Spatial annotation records
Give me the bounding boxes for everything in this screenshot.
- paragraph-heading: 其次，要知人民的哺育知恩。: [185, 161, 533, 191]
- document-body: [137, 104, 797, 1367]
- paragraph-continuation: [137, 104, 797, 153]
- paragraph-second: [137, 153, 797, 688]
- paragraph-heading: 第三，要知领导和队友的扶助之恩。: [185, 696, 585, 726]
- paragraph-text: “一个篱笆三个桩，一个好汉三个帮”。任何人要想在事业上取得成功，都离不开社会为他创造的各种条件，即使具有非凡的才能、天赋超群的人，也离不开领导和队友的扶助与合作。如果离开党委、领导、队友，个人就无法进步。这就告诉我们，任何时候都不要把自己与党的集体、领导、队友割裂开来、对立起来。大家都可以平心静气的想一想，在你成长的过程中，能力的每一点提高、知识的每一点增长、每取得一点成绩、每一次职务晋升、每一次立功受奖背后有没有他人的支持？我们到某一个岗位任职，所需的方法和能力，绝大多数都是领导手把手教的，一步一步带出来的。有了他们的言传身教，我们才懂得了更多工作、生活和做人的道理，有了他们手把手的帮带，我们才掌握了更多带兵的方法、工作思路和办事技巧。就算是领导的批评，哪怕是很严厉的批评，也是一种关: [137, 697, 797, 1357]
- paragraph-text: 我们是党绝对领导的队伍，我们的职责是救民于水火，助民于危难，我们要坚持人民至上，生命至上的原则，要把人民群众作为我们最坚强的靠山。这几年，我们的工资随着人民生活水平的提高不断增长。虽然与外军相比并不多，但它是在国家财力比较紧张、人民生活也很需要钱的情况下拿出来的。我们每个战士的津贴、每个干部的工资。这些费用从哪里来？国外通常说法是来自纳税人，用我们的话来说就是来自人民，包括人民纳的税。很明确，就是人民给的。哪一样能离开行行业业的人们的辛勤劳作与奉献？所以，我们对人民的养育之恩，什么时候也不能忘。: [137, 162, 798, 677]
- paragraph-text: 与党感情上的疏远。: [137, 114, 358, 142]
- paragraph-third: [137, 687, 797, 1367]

(The exercise):
Can you render this listing as a Markdown table with the columns "No." and "Line," one numbered row for each line and blank lines omitted?

(Correct result):
| No. | Line |
|---|---|
| 1 | Give me the bounding boxes for everything in this screenshot. |
| 2 | - paragraph-heading: 其次，要知人民的哺育知恩。: [185, 161, 533, 191] |
| 3 | - document-body: [137, 104, 797, 1367] |
| 4 | - paragraph-continuation: [137, 104, 797, 153] |
| 5 | - paragraph-second: [137, 153, 797, 688] |
| 6 | - paragraph-heading: 第三，要知领导和队友的扶助之恩。: [185, 696, 585, 726] |
| 7 | - paragraph-text: “一个篱笆三个桩，一个好汉三个帮”。任何人要想在事业上取得成功，都离不开社会为他创造的各种条件，即使具有非凡的才能、天赋超群的人，也离不开领导和队友的扶助与合作。如果离开党委、领导、队友，个人就无法进步。这就告诉我们，任何时候都不要把自己与党的集体、领导、队友割裂开来、对立起来。大家都可以平心静气的想一想，在你成长的过程中，能力的每一点提高、知识的每一点增长、每取得一点成绩、每一次职务晋升、每一次立功受奖背后有没有他人的支持？我们到某一个岗位任职，所需的方法和能力，绝大多数都是领导手把手教的，一步一步带出来的。有了他们的言传身教，我们才懂得了更多工作、生活和做人的道理，有了他们手把手的帮带，我们才掌握了更多带兵的方法、工作思路和办事技巧。就算是领导的批评，哪怕是很严厉的批评，也是一种关: [137, 697, 797, 1357] |
| 8 | - paragraph-text: 我们是党绝对领导的队伍，我们的职责是救民于水火，助民于危难，我们要坚持人民至上，生命至上的原则，要把人民群众作为我们最坚强的靠山。这几年，我们的工资随着人民生活水平的提高不断增长。虽然与外军相比并不多，但它是在国家财力比较紧张、人民生活也很需要钱的情况下拿出来的。我们每个战士的津贴、每个干部的工资。这些费用从哪里来？国外通常说法是来自纳税人，用我们的话来说就是来自人民，包括人民纳的税。很明确，就是人民给的。哪一样能离开行行业业的人们的辛勤劳作与奉献？所以，我们对人民的养育之恩，什么时候也不能忘。: [137, 162, 798, 677] |
| 9 | - paragraph-text: 与党感情上的疏远。: [137, 114, 358, 142] |
| 10 | - paragraph-third: [137, 687, 797, 1367] |